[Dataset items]
________________________

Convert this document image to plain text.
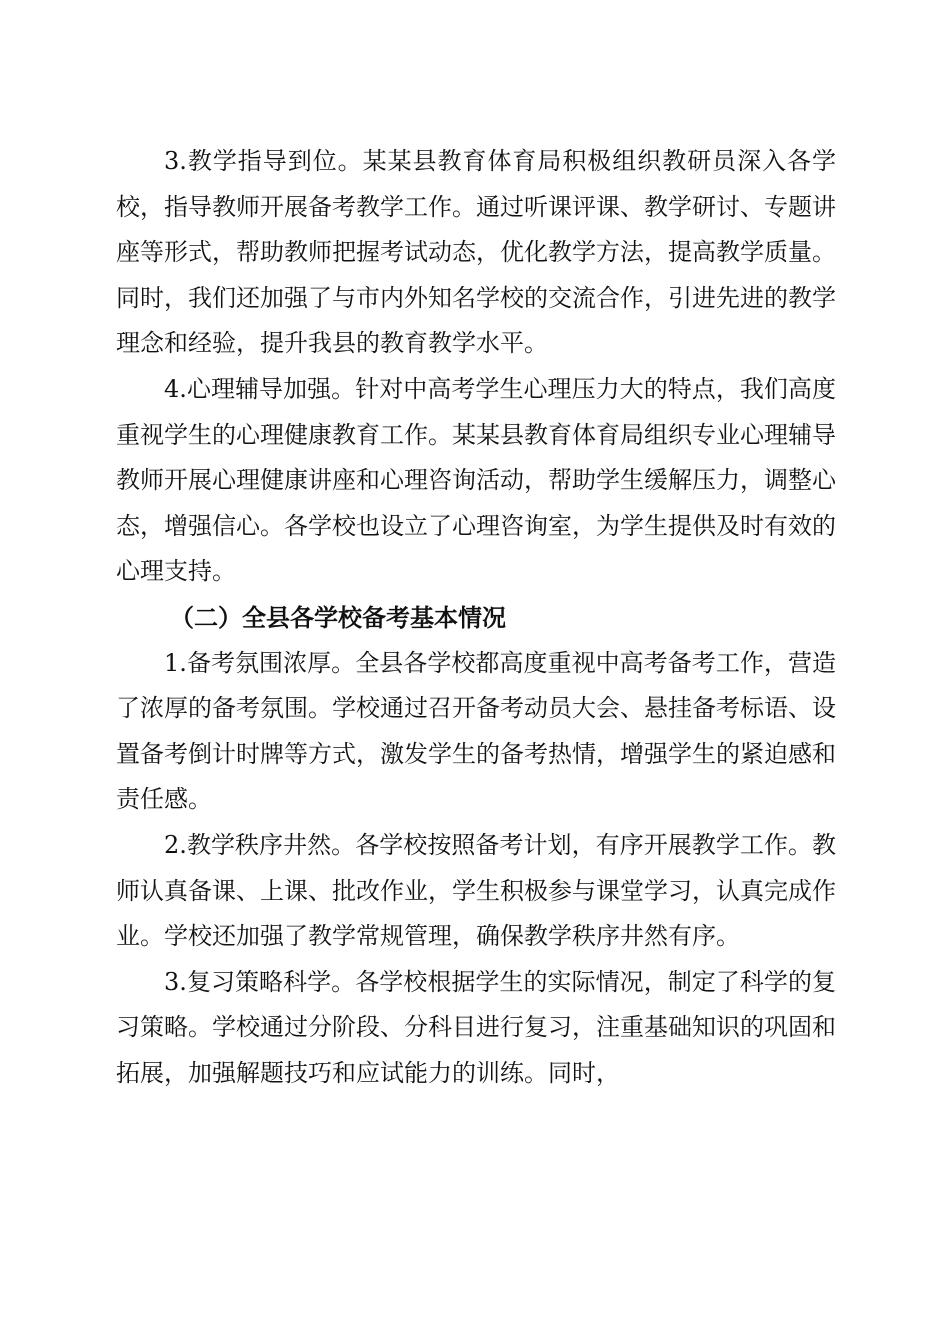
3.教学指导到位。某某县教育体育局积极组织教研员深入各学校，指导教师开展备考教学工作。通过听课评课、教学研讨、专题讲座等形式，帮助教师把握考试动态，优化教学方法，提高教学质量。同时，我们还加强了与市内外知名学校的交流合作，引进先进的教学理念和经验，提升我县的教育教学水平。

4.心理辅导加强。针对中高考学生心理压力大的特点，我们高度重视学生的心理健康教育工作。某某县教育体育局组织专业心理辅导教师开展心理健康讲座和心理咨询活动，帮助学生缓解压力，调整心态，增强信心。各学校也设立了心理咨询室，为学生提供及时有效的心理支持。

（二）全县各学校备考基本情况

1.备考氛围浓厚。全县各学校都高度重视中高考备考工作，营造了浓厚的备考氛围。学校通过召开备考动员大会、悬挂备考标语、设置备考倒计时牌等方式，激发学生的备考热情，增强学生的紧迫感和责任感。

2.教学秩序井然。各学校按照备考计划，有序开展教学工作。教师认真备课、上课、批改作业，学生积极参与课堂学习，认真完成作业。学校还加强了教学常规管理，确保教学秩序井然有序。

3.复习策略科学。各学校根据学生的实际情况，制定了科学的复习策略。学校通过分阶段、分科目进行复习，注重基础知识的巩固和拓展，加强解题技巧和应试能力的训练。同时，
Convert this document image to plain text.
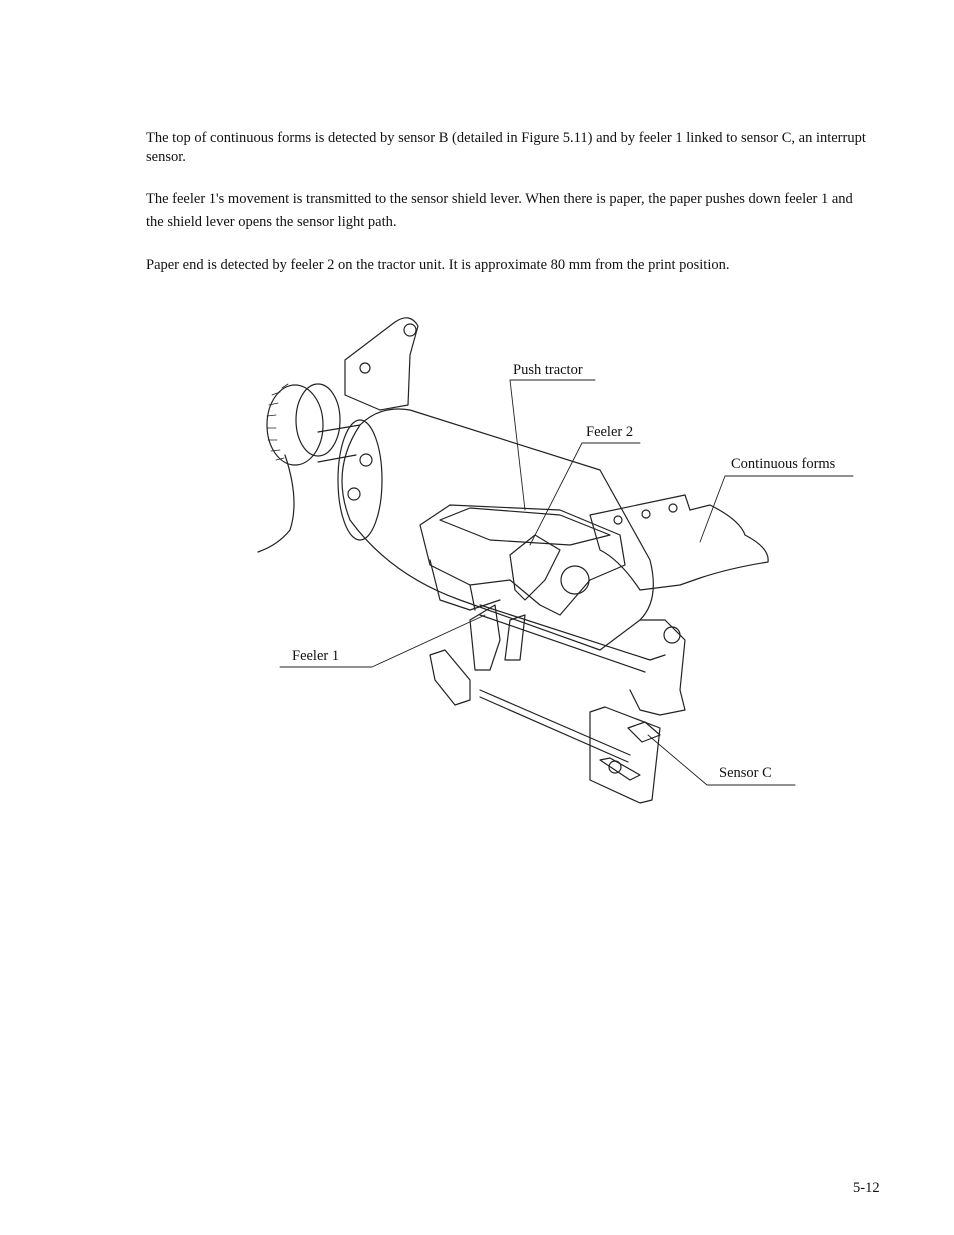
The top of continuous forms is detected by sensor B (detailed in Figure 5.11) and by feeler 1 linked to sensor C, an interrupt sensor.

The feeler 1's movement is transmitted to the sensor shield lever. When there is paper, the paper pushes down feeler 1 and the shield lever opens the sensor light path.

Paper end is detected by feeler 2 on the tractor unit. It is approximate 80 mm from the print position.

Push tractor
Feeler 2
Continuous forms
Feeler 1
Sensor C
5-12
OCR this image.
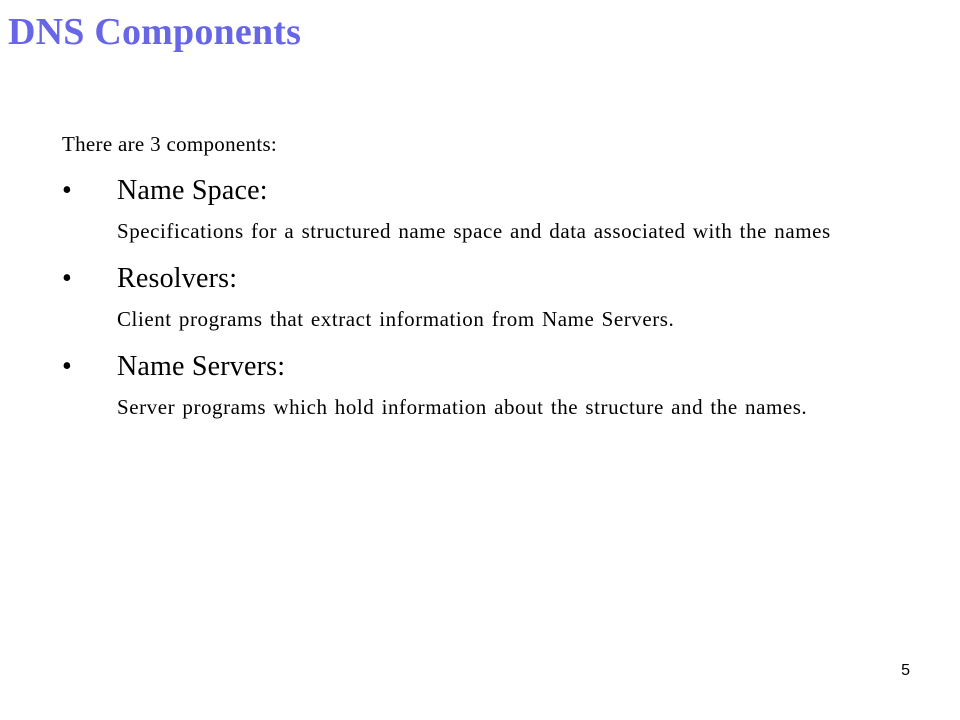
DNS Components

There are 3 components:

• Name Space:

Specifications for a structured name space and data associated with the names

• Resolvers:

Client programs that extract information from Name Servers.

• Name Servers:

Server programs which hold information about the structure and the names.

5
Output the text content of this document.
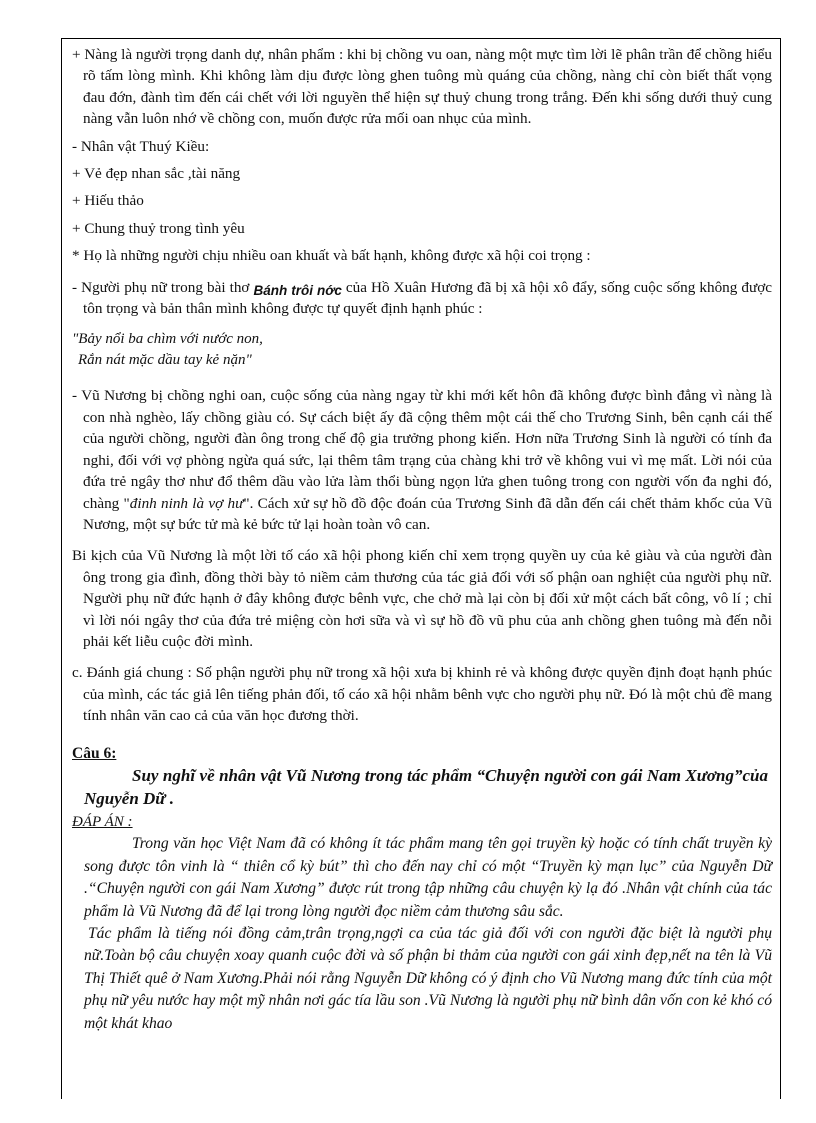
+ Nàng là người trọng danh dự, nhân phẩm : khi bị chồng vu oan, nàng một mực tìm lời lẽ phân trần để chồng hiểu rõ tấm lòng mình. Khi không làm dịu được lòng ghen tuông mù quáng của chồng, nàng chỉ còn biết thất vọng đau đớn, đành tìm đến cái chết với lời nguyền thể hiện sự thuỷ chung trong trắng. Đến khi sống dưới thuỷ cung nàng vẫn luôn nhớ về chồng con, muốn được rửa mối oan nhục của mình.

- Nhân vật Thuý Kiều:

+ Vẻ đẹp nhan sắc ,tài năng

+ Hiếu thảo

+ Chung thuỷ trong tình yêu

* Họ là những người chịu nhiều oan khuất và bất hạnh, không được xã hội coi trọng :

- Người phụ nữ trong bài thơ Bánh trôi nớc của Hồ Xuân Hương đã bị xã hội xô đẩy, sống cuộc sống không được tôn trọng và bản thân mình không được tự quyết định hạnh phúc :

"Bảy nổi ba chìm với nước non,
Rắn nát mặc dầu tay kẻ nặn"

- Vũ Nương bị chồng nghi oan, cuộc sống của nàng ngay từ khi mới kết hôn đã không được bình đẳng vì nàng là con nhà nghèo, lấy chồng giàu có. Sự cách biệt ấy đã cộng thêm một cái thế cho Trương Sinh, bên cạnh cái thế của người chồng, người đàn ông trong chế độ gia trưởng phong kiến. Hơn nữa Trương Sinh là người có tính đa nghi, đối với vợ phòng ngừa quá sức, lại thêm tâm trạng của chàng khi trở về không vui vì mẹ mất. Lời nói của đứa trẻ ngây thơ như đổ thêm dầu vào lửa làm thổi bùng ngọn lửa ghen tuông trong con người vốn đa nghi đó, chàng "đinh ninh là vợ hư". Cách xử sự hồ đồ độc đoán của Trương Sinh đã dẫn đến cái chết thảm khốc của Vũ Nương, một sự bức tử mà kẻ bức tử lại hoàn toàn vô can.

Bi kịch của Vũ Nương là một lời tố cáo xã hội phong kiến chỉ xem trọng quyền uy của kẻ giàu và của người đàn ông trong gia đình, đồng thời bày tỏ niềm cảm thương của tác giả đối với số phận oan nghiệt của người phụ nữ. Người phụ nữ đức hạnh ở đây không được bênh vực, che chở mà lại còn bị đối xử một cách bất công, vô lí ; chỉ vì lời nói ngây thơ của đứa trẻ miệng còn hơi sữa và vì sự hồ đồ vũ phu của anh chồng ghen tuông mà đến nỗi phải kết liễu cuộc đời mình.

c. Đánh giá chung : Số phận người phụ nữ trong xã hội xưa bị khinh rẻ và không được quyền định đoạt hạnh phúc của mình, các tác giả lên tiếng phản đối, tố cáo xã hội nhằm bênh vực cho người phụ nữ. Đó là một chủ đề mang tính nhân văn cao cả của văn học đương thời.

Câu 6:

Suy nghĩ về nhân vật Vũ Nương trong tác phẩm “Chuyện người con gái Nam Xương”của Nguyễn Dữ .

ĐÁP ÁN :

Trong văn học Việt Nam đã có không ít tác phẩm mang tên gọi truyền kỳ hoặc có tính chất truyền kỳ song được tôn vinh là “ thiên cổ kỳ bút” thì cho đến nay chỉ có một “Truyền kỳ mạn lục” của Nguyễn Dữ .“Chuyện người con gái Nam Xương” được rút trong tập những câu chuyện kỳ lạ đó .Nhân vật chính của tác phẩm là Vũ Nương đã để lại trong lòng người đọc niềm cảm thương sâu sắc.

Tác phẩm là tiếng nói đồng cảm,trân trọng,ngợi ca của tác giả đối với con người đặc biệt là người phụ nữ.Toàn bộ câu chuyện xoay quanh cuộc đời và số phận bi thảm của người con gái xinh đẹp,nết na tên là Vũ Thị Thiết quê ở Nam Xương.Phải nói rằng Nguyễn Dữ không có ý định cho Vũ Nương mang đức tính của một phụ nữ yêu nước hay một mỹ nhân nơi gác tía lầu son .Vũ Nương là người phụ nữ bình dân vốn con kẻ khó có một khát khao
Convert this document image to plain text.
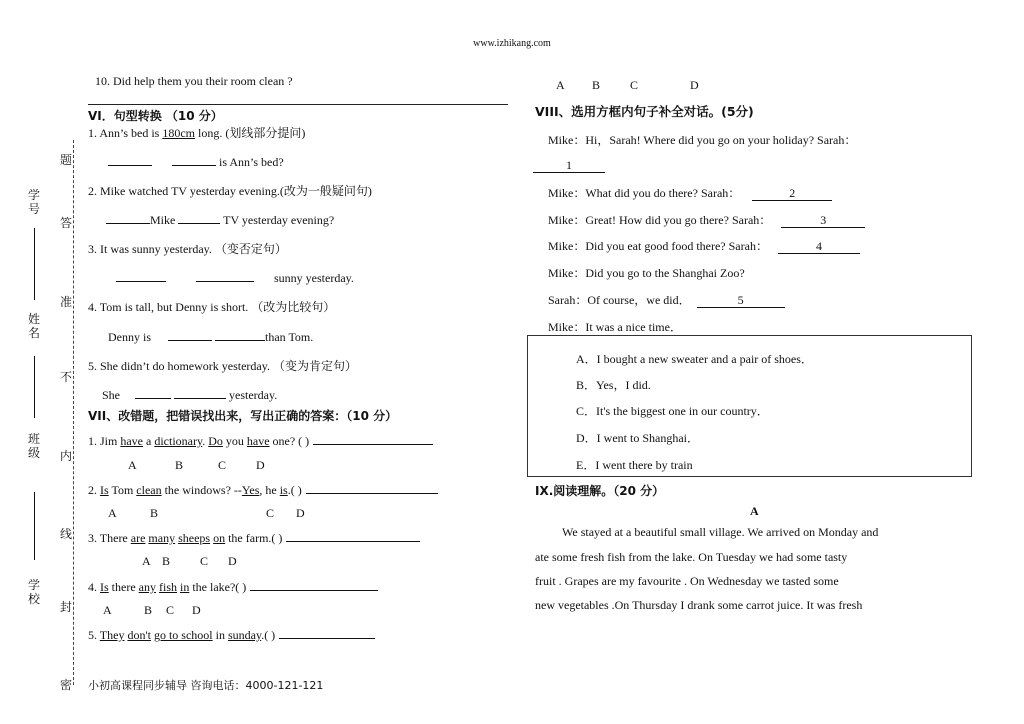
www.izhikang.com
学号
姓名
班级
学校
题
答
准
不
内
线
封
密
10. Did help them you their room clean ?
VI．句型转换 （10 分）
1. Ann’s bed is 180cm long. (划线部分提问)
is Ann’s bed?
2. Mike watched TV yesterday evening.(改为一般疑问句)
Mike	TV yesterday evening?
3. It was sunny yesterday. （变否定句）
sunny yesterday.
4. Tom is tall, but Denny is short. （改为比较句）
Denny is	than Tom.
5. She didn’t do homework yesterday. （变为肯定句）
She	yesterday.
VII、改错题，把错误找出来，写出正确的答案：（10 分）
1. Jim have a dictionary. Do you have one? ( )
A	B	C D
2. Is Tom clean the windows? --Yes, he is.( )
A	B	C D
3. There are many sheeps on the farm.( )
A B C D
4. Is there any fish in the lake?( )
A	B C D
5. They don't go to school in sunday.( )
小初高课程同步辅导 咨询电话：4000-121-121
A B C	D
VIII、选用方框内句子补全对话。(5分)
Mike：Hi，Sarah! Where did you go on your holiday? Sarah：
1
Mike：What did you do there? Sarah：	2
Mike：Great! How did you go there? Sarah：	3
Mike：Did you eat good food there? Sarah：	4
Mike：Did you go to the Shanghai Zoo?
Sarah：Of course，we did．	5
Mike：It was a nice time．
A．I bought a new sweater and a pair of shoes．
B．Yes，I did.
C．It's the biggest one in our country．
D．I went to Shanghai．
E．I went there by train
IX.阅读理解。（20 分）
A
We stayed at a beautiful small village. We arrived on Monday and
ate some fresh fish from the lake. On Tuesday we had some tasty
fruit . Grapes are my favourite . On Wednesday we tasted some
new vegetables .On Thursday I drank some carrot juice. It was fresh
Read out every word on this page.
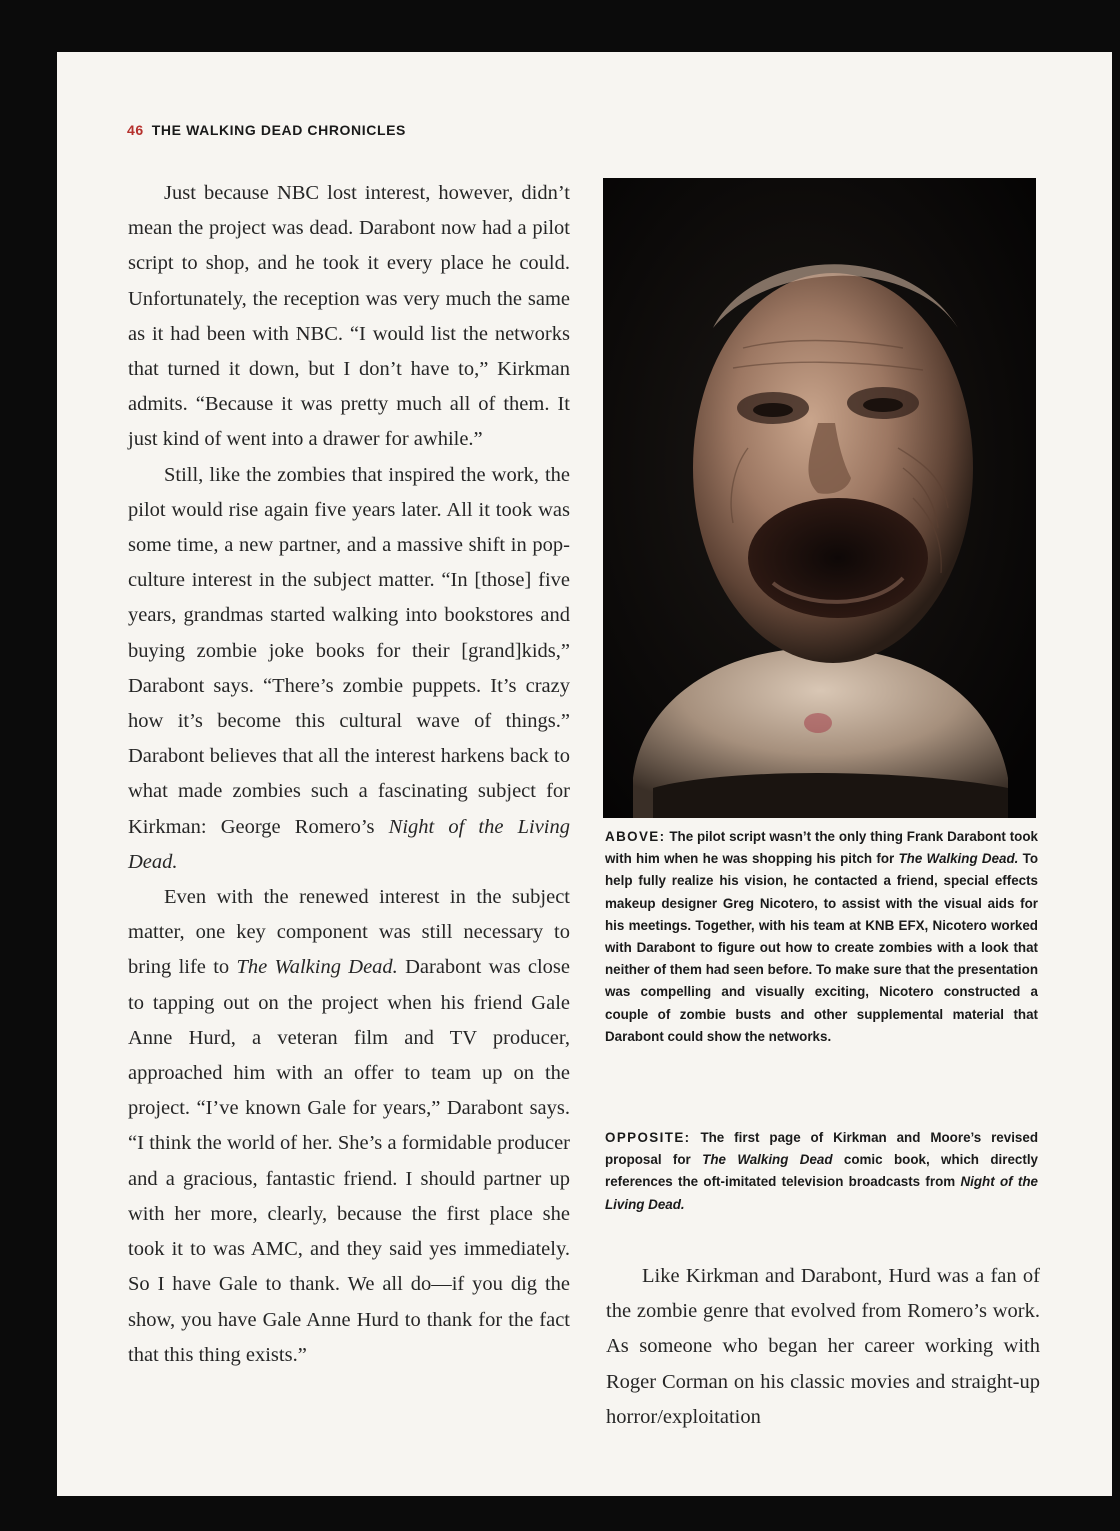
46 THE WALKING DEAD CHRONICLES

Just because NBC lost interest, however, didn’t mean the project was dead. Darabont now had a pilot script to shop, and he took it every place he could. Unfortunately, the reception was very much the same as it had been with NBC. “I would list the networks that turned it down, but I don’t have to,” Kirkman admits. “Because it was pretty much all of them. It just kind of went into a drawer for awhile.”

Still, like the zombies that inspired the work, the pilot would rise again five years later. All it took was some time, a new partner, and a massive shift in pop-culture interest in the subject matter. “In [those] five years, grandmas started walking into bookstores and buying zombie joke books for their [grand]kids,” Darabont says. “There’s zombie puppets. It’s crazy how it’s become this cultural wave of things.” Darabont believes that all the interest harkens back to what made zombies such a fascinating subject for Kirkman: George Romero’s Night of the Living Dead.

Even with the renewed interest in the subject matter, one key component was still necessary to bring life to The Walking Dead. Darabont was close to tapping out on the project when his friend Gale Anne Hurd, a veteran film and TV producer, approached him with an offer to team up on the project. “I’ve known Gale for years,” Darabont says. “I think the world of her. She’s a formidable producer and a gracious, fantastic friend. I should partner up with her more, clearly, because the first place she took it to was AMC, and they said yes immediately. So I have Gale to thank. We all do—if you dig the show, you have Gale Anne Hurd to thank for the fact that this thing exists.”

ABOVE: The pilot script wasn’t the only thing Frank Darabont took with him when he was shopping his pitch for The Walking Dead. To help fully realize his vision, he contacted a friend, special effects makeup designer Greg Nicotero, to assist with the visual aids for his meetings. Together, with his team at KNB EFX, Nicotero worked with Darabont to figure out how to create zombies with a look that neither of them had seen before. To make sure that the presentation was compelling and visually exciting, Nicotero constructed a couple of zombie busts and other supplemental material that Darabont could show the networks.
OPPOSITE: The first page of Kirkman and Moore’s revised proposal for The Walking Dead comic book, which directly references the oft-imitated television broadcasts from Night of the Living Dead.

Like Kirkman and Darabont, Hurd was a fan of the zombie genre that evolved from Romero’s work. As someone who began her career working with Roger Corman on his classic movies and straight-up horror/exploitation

________________________

DIRECTION
Pick out each line containing the string "những" and copy it.

SOLUTION TO THE PROBLEM
* Họ là những người chịu nhiều oan khuất và bất hạnh, không được xã hội coi trọng :
Trong văn học Việt Nam đã có không ít tác phẩm mang tên gọi truyền kỳ hoặc có tính chất truyền kỳ song được tôn vinh là “ thiên cổ kỳ bút” thì cho đến nay chỉ có một “Truyền kỳ mạn lục” của Nguyễn Dữ .“Chuyện người con gái Nam Xương” được rút trong tập những câu chuyện kỳ lạ đó .Nhân vật chính của tác phẩm là Vũ Nương đã để lại trong lòng người đọc niềm cảm thương sâu sắc.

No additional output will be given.